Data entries
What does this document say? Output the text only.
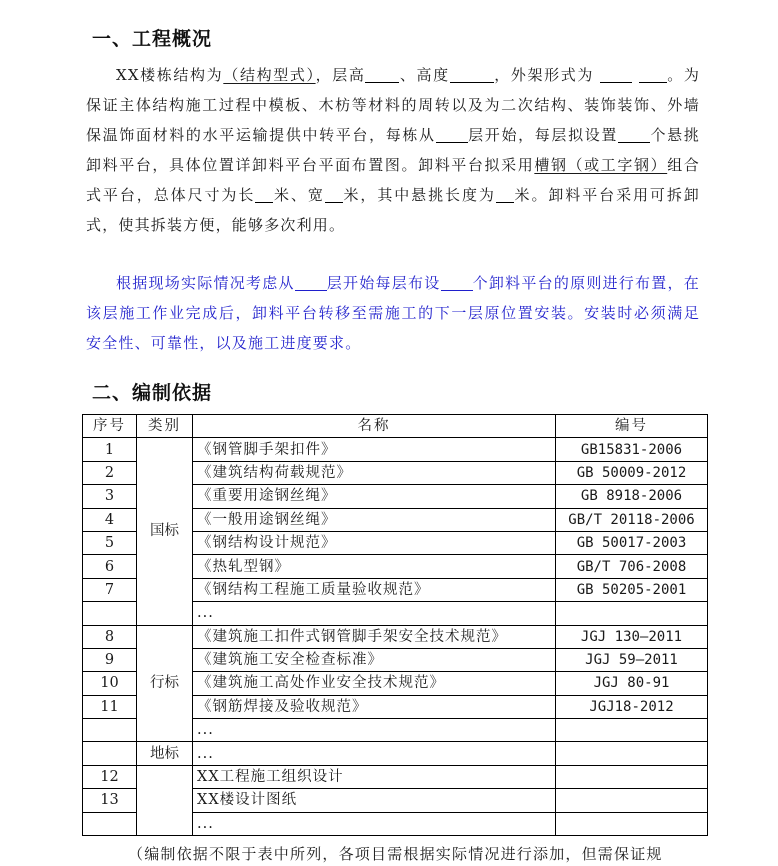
一、工程概况

XX楼栋结构为（结构型式），层高 、高度	，外架形式为	。为保证主体结构施工过程中模板、木枋等材料的周转以及为二次结构、装饰装饰、外墙保温饰面材料的水平运输提供中转平台，每栋从 层开始，每层拟设置 个悬挑卸料平台，具体位置详卸料平台平面布置图。卸料平台拟采用槽钢（或工字钢）组合式平台，总体尺寸为长 米、宽 米，其中悬挑长度为 米。卸料平台采用可拆卸式，使其拆装方便，能够多次利用。

根据现场实际情况考虑从 层开始每层布设 个卸料平台的原则进行布置，在该层施工作业完成后，卸料平台转移至需施工的下一层原位置安装。安装时必须满足安全性、可靠性，以及施工进度要求。

二、编制依据
序号	类别	名称	编号
1	国标	《钢管脚手架扣件》	GB15831-2006
2		《建筑结构荷载规范》	GB 50009-2012
3		《重要用途钢丝绳》	GB 8918-2006
4		《一般用途钢丝绳》	GB/T 20118-2006
5		《钢结构设计规范》	GB 50017-2003
6		《热轧型钢》	GB/T 706-2008
7		《钢结构工程施工质量验收规范》	GB 50205-2001
		...	
8	行标	《建筑施工扣件式钢管脚手架安全技术规范》	JGJ 130—2011
9		《建筑施工安全检查标准》	JGJ 59—2011
10		《建筑施工高处作业安全技术规范》	JGJ 80-91
11		《钢筋焊接及验收规范》	JGJ18-2012
		...	
	地标	...	
12		XX工程施工组织设计	
13		XX楼设计图纸	
		...	

（编制依据不限于表中所列，各项目需根据实际情况进行添加，但需保证规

= Exercise task =
Reproduce each line exactly, please, except for any pictures.

= Written response =
What does this document say? Output the text only.
一、工程概况

XX楼栋结构为（结构型式），层高 、高度	，外架形式为	。为保证主体结构施工过程中模板、木枋等材料的周转以及为二次结构、装饰装饰、外墙保温饰面材料的水平运输提供中转平台，每栋从 层开始，每层拟设置 个悬挑卸料平台，具体位置详卸料平台平面布置图。卸料平台拟采用槽钢（或工字钢）组合式平台，总体尺寸为长 米、宽 米，其中悬挑长度为 米。卸料平台采用可拆卸式，使其拆装方便，能够多次利用。

根据现场实际情况考虑从 层开始每层布设 个卸料平台的原则进行布置，在该层施工作业完成后，卸料平台转移至需施工的下一层原位置安装。安装时必须满足安全性、可靠性，以及施工进度要求。

二、编制依据
序号	类别	名称	编号
1	国标	《钢管脚手架扣件》	GB15831-2006
2		《建筑结构荷载规范》	GB 50009-2012
3		《重要用途钢丝绳》	GB 8918-2006
4		《一般用途钢丝绳》	GB/T 20118-2006
5		《钢结构设计规范》	GB 50017-2003
6		《热轧型钢》	GB/T 706-2008
7		《钢结构工程施工质量验收规范》	GB 50205-2001
		...	
8	行标	《建筑施工扣件式钢管脚手架安全技术规范》	JGJ 130—2011
9		《建筑施工安全检查标准》	JGJ 59—2011
10		《建筑施工高处作业安全技术规范》	JGJ 80-91
11		《钢筋焊接及验收规范》	JGJ18-2012
		...	
	地标	...	
12		XX工程施工组织设计	
13		XX楼设计图纸	
		...	

（编制依据不限于表中所列，各项目需根据实际情况进行添加，但需保证规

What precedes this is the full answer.